Problem statement = Of the lines below, how many hold the string "marker"? Give only the number.

--- START Records for the exercise ---

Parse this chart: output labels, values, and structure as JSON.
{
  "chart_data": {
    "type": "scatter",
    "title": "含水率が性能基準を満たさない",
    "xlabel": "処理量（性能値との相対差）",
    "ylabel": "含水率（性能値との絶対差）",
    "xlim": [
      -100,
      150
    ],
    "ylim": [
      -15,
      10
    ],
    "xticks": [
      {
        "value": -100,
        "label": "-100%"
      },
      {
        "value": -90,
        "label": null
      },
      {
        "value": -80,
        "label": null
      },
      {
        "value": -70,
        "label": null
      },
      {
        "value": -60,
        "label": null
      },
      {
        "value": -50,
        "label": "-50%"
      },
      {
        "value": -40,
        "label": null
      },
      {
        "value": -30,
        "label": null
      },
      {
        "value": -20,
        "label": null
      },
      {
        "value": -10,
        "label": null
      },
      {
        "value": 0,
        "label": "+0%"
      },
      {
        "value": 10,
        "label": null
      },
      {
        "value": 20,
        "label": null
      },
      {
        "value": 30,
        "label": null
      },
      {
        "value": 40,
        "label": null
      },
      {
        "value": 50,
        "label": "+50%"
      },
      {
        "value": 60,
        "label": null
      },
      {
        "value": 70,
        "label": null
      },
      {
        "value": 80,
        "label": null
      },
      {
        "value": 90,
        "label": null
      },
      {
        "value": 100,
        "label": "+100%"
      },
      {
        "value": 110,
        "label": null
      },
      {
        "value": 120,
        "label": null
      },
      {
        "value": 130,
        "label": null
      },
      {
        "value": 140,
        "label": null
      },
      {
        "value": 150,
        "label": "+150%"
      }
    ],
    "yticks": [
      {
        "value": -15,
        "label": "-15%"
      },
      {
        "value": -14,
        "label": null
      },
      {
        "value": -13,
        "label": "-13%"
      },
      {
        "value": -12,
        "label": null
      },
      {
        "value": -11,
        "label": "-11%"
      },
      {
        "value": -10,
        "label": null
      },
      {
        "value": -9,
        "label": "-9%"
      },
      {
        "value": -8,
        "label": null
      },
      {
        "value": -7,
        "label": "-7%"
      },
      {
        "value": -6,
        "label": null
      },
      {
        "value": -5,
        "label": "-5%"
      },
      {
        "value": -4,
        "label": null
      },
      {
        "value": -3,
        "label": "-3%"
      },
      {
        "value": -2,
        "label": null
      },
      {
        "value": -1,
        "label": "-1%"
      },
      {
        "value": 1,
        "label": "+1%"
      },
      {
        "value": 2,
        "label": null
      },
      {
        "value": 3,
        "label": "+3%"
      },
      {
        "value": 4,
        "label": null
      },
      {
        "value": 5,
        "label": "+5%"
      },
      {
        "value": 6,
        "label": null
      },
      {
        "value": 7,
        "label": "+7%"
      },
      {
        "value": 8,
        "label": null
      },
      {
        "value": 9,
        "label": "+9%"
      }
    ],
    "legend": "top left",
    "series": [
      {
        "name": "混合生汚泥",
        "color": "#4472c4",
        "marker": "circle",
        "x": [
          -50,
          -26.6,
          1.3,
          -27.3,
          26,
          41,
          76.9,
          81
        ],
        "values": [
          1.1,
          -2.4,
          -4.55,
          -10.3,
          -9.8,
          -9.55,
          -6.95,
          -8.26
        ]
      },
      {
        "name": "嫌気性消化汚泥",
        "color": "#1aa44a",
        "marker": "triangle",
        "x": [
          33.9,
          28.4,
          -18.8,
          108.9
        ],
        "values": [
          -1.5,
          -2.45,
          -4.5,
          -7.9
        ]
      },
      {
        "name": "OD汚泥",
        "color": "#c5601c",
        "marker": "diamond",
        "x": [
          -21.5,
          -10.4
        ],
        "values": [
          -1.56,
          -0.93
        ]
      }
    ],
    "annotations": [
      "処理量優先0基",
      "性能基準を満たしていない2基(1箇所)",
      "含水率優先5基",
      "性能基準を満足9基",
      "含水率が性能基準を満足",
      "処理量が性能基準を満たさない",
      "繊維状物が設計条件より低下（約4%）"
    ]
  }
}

--- END Records for the exercise ---

Result for this task = 3